Stored items from a collection:
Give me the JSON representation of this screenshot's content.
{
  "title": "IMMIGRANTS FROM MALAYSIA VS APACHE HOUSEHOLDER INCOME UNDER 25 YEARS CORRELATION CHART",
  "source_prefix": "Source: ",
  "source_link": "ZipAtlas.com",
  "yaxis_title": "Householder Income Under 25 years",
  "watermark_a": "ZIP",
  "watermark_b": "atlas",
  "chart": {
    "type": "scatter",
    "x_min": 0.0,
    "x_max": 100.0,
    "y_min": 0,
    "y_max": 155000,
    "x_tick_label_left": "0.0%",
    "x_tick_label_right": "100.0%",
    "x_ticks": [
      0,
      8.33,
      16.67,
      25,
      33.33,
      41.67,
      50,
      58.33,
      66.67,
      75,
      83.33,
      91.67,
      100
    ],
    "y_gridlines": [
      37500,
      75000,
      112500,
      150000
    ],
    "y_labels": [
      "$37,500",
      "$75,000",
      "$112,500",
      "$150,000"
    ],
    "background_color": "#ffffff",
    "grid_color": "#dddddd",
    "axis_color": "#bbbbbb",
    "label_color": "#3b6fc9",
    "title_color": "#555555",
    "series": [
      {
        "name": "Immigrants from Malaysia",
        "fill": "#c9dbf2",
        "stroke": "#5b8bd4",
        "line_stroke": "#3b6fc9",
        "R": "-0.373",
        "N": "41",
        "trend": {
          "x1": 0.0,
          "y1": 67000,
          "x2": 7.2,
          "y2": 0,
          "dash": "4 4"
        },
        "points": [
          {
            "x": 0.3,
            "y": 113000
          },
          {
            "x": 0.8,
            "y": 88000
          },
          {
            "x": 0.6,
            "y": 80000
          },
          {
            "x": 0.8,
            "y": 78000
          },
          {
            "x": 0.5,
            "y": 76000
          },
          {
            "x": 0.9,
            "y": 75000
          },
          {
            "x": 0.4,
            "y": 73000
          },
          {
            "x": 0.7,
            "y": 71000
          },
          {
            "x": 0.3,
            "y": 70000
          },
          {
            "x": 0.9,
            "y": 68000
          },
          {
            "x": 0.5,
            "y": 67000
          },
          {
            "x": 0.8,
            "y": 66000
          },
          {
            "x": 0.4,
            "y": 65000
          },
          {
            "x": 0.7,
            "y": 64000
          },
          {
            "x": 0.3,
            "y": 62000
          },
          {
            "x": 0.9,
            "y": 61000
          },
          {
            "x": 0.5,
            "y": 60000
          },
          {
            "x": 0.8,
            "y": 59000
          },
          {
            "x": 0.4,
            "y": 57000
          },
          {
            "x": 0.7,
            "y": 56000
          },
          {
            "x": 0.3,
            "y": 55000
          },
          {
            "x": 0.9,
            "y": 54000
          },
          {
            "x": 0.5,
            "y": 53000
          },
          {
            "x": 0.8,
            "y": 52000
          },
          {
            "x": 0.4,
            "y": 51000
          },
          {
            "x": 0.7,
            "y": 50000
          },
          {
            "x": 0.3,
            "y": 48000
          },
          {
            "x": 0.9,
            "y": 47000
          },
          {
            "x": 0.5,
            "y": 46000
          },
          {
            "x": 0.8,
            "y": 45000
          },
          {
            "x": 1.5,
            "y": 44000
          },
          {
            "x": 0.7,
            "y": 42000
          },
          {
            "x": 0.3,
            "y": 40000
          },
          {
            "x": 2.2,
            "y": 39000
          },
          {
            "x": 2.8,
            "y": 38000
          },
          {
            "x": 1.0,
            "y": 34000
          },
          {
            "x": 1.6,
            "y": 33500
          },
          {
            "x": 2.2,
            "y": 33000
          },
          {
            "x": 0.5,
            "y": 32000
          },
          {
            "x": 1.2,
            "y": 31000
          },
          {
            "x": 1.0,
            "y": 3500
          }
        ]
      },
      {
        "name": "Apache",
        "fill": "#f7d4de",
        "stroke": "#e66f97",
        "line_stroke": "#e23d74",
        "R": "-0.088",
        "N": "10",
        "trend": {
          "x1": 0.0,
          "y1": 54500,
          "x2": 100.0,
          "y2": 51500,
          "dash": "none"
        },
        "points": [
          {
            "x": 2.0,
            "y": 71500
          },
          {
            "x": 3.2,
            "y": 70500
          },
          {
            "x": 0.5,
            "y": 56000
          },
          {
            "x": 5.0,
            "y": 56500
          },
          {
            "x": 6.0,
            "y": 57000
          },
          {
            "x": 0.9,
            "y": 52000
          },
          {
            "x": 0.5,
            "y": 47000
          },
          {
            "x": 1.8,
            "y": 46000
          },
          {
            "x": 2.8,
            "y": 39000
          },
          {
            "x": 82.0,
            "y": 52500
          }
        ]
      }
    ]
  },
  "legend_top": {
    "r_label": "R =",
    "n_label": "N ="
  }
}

*TASK PROMPT*: Provide an exact reproduction of all the entries shown above.

*RESPONSE TO THIS EXERCISE*:
Give me the JSON representation of this screenshot's content.
{
  "title": "IMMIGRANTS FROM MALAYSIA VS APACHE HOUSEHOLDER INCOME UNDER 25 YEARS CORRELATION CHART",
  "source_prefix": "Source: ",
  "source_link": "ZipAtlas.com",
  "yaxis_title": "Householder Income Under 25 years",
  "watermark_a": "ZIP",
  "watermark_b": "atlas",
  "chart": {
    "type": "scatter",
    "x_min": 0.0,
    "x_max": 100.0,
    "y_min": 0,
    "y_max": 155000,
    "x_tick_label_left": "0.0%",
    "x_tick_label_right": "100.0%",
    "x_ticks": [
      0,
      8.33,
      16.67,
      25,
      33.33,
      41.67,
      50,
      58.33,
      66.67,
      75,
      83.33,
      91.67,
      100
    ],
    "y_gridlines": [
      37500,
      75000,
      112500,
      150000
    ],
    "y_labels": [
      "$37,500",
      "$75,000",
      "$112,500",
      "$150,000"
    ],
    "background_color": "#ffffff",
    "grid_color": "#dddddd",
    "axis_color": "#bbbbbb",
    "label_color": "#3b6fc9",
    "title_color": "#555555",
    "series": [
      {
        "name": "Immigrants from Malaysia",
        "fill": "#c9dbf2",
        "stroke": "#5b8bd4",
        "line_stroke": "#3b6fc9",
        "R": "-0.373",
        "N": "41",
        "trend": {
          "x1": 0.0,
          "y1": 67000,
          "x2": 7.2,
          "y2": 0,
          "dash": "4 4"
        },
        "points": [
          {
            "x": 0.3,
            "y": 113000
          },
          {
            "x": 0.8,
            "y": 88000
          },
          {
            "x": 0.6,
            "y": 80000
          },
          {
            "x": 0.8,
            "y": 78000
          },
          {
            "x": 0.5,
            "y": 76000
          },
          {
            "x": 0.9,
            "y": 75000
          },
          {
            "x": 0.4,
            "y": 73000
          },
          {
            "x": 0.7,
            "y": 71000
          },
          {
            "x": 0.3,
            "y": 70000
          },
          {
            "x": 0.9,
            "y": 68000
          },
          {
            "x": 0.5,
            "y": 67000
          },
          {
            "x": 0.8,
            "y": 66000
          },
          {
            "x": 0.4,
            "y": 65000
          },
          {
            "x": 0.7,
            "y": 64000
          },
          {
            "x": 0.3,
            "y": 62000
          },
          {
            "x": 0.9,
            "y": 61000
          },
          {
            "x": 0.5,
            "y": 60000
          },
          {
            "x": 0.8,
            "y": 59000
          },
          {
            "x": 0.4,
            "y": 57000
          },
          {
            "x": 0.7,
            "y": 56000
          },
          {
            "x": 0.3,
            "y": 55000
          },
          {
            "x": 0.9,
            "y": 54000
          },
          {
            "x": 0.5,
            "y": 53000
          },
          {
            "x": 0.8,
            "y": 52000
          },
          {
            "x": 0.4,
            "y": 51000
          },
          {
            "x": 0.7,
            "y": 50000
          },
          {
            "x": 0.3,
            "y": 48000
          },
          {
            "x": 0.9,
            "y": 47000
          },
          {
            "x": 0.5,
            "y": 46000
          },
          {
            "x": 0.8,
            "y": 45000
          },
          {
            "x": 1.5,
            "y": 44000
          },
          {
            "x": 0.7,
            "y": 42000
          },
          {
            "x": 0.3,
            "y": 40000
          },
          {
            "x": 2.2,
            "y": 39000
          },
          {
            "x": 2.8,
            "y": 38000
          },
          {
            "x": 1.0,
            "y": 34000
          },
          {
            "x": 1.6,
            "y": 33500
          },
          {
            "x": 2.2,
            "y": 33000
          },
          {
            "x": 0.5,
            "y": 32000
          },
          {
            "x": 1.2,
            "y": 31000
          },
          {
            "x": 1.0,
            "y": 3500
          }
        ]
      },
      {
        "name": "Apache",
        "fill": "#f7d4de",
        "stroke": "#e66f97",
        "line_stroke": "#e23d74",
        "R": "-0.088",
        "N": "10",
        "trend": {
          "x1": 0.0,
          "y1": 54500,
          "x2": 100.0,
          "y2": 51500,
          "dash": "none"
        },
        "points": [
          {
            "x": 2.0,
            "y": 71500
          },
          {
            "x": 3.2,
            "y": 70500
          },
          {
            "x": 0.5,
            "y": 56000
          },
          {
            "x": 5.0,
            "y": 56500
          },
          {
            "x": 6.0,
            "y": 57000
          },
          {
            "x": 0.9,
            "y": 52000
          },
          {
            "x": 0.5,
            "y": 47000
          },
          {
            "x": 1.8,
            "y": 46000
          },
          {
            "x": 2.8,
            "y": 39000
          },
          {
            "x": 82.0,
            "y": 52500
          }
        ]
      }
    ]
  },
  "legend_top": {
    "r_label": "R =",
    "n_label": "N ="
  }
}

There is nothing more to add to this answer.